» REQUEST: Search the records that follow and extract every line containing the string "muzej".

» RECORDS SHOWN:
"""
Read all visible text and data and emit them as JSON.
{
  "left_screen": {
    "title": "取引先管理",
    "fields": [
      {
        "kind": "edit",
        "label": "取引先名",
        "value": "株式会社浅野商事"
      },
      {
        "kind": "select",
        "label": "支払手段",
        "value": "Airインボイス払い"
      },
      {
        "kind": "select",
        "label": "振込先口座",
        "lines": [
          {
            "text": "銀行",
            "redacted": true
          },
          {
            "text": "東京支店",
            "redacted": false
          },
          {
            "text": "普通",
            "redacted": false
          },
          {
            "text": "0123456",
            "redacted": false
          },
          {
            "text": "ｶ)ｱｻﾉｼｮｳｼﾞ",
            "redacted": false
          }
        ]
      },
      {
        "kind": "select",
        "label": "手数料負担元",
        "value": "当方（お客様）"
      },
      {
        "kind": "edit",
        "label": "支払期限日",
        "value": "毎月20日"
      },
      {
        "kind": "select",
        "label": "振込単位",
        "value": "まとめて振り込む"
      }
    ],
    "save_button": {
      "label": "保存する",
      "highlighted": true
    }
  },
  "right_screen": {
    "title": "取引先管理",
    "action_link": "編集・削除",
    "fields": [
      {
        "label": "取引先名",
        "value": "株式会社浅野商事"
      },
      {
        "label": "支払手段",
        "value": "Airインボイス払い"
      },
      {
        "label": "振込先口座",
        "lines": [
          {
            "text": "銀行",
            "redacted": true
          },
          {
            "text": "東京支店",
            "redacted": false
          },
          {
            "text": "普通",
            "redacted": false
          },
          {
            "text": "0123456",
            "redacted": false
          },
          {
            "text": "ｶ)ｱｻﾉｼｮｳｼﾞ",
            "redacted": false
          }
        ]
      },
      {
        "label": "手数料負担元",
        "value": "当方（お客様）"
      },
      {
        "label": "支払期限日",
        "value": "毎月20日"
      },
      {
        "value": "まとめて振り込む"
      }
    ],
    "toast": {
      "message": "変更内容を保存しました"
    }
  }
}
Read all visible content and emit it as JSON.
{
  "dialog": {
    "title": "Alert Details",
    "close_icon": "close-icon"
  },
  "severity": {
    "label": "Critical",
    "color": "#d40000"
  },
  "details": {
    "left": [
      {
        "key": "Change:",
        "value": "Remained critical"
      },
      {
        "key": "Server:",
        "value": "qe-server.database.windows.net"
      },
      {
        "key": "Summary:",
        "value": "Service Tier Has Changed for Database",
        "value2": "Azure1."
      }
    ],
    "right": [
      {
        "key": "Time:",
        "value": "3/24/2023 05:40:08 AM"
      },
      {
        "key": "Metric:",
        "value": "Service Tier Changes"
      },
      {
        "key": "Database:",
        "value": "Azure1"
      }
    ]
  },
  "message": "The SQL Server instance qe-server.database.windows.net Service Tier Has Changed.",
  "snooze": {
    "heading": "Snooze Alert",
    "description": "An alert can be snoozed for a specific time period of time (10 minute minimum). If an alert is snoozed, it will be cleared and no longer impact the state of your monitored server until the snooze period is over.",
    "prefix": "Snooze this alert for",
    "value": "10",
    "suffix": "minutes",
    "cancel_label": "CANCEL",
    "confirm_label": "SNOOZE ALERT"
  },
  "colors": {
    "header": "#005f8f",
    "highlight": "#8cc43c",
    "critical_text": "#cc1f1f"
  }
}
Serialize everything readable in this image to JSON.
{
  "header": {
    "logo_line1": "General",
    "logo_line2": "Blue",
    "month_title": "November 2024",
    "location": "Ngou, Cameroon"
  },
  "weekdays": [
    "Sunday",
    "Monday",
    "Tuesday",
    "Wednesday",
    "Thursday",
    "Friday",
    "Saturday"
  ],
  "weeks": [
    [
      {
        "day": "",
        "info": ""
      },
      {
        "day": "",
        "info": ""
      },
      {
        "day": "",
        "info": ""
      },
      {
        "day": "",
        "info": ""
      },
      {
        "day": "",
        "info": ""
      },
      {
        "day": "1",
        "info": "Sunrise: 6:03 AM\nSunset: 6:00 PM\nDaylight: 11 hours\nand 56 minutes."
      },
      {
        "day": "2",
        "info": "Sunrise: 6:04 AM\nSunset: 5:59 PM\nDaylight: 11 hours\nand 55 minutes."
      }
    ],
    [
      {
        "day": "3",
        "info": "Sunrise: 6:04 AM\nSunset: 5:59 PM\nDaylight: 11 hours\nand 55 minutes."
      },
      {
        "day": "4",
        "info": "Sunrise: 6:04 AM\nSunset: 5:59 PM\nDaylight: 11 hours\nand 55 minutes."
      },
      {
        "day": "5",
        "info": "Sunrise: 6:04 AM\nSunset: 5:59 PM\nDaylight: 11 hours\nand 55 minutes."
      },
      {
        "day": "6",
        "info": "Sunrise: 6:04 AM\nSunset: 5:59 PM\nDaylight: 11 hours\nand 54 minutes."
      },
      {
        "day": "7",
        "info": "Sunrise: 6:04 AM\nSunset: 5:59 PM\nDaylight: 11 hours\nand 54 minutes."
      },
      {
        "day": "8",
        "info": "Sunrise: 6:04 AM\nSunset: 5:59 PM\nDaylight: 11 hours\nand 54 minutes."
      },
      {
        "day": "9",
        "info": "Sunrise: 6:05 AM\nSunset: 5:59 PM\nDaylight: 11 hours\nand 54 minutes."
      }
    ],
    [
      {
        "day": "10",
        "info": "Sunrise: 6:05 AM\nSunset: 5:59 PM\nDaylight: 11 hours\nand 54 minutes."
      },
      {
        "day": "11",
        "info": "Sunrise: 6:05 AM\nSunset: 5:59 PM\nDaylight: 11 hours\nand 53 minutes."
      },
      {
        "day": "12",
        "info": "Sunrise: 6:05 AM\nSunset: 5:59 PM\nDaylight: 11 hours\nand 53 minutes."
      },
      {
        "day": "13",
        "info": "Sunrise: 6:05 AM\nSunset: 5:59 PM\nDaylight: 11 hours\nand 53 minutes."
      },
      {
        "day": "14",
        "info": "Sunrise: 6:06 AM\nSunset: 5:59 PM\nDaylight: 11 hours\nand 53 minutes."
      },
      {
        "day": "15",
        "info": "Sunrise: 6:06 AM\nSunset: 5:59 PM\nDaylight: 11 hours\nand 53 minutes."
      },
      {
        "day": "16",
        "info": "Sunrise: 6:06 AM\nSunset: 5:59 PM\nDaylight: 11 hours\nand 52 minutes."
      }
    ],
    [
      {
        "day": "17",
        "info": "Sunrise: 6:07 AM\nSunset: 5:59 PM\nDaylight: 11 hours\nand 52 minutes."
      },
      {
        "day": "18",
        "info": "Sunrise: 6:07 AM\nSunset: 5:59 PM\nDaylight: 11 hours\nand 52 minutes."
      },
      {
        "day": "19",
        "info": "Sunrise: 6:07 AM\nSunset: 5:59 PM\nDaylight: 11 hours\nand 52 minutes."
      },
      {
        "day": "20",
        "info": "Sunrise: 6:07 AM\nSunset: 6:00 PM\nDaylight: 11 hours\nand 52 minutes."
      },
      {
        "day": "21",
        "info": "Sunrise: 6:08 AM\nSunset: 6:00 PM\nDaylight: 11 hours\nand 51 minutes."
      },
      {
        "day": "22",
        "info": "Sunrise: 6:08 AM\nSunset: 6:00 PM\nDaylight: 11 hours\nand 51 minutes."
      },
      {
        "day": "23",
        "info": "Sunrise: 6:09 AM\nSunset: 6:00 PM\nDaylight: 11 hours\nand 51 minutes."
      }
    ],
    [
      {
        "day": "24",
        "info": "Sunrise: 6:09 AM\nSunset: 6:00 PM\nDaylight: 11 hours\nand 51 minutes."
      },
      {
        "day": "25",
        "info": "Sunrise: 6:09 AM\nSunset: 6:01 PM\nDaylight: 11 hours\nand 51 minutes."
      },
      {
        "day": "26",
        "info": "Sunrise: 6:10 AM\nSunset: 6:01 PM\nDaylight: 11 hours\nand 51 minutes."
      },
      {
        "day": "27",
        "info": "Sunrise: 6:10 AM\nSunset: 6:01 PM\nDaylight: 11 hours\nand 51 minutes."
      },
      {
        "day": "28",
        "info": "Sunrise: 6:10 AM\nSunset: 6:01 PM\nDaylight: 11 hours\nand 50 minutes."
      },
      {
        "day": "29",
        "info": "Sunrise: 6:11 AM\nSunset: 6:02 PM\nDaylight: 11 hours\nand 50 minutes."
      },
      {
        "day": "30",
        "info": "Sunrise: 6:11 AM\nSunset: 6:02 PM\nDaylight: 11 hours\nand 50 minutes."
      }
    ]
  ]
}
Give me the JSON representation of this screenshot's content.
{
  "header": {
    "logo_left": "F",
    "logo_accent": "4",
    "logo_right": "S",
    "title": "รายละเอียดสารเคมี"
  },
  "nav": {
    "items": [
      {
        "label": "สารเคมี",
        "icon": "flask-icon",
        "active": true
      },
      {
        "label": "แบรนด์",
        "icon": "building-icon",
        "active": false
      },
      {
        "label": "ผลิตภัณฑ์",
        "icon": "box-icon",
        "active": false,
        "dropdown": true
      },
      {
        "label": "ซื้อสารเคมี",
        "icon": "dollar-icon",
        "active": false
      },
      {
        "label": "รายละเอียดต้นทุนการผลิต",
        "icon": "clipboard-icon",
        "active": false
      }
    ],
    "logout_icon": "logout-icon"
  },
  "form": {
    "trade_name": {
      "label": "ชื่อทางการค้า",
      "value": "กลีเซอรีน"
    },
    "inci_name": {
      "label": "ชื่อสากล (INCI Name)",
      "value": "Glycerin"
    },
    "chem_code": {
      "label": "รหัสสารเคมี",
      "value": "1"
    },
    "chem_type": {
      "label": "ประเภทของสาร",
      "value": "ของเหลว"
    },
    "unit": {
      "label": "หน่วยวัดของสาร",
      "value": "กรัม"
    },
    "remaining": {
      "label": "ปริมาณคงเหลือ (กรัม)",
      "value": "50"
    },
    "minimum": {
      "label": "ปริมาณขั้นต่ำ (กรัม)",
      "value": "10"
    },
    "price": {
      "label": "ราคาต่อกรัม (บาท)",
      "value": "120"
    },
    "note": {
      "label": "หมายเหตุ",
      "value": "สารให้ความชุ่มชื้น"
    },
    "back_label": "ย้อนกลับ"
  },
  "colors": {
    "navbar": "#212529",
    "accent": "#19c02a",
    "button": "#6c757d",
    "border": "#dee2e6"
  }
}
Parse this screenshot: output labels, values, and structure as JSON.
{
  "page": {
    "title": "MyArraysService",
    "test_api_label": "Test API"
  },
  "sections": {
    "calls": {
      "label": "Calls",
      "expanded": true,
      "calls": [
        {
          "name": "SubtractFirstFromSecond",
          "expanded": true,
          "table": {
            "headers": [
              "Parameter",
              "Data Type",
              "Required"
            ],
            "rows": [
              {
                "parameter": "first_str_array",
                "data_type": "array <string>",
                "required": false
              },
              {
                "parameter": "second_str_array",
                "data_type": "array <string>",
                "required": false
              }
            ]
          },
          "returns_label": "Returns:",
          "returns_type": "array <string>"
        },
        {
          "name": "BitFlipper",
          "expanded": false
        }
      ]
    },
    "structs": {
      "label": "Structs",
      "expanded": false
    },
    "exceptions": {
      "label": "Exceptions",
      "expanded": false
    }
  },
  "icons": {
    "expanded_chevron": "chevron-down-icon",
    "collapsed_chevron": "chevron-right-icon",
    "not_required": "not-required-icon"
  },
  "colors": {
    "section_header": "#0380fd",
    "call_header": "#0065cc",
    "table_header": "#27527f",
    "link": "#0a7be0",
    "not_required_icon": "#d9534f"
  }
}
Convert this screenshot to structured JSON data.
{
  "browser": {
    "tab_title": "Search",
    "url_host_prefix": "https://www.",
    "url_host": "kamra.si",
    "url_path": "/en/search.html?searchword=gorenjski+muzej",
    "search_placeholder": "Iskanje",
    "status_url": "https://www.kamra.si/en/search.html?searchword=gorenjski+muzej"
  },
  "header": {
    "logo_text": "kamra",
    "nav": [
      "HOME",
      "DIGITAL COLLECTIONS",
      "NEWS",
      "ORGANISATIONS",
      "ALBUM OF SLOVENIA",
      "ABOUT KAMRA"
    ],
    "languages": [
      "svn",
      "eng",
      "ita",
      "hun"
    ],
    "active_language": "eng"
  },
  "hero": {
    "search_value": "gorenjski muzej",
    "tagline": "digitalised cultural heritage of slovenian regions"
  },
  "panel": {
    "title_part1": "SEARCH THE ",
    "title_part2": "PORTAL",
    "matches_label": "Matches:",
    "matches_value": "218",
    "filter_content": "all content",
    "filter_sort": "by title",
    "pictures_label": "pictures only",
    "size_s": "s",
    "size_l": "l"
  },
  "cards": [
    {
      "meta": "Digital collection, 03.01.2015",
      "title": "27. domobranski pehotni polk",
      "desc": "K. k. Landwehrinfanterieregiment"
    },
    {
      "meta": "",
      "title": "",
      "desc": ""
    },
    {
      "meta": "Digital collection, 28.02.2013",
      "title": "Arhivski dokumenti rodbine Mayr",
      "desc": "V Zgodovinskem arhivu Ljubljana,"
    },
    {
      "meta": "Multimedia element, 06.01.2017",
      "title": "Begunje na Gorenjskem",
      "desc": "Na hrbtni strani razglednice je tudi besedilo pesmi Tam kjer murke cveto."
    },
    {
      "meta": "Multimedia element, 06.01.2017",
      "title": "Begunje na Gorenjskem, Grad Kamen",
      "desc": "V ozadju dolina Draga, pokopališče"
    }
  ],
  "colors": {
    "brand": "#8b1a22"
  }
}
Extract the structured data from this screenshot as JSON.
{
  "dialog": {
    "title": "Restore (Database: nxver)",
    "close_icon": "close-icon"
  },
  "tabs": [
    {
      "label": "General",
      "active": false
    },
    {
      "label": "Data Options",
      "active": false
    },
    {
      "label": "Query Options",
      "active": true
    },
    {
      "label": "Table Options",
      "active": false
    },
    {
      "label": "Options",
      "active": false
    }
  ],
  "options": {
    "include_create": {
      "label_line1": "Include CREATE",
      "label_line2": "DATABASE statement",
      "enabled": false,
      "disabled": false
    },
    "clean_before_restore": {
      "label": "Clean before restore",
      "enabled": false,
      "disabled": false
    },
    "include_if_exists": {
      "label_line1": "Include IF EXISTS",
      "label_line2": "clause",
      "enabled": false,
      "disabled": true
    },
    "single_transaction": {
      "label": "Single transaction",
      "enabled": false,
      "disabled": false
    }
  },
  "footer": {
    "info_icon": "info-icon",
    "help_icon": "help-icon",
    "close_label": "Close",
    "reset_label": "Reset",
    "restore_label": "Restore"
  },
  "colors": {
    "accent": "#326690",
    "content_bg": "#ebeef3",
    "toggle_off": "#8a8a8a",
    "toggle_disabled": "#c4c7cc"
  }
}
"""
» ANSWER FOR THE TASK:
    "url_path": "/en/search.html?searchword=gorenjski+muzej",
    "status_url": "https://www.kamra.si/en/search.html?searchword=gorenjski+muzej"
    "search_value": "gorenjski muzej",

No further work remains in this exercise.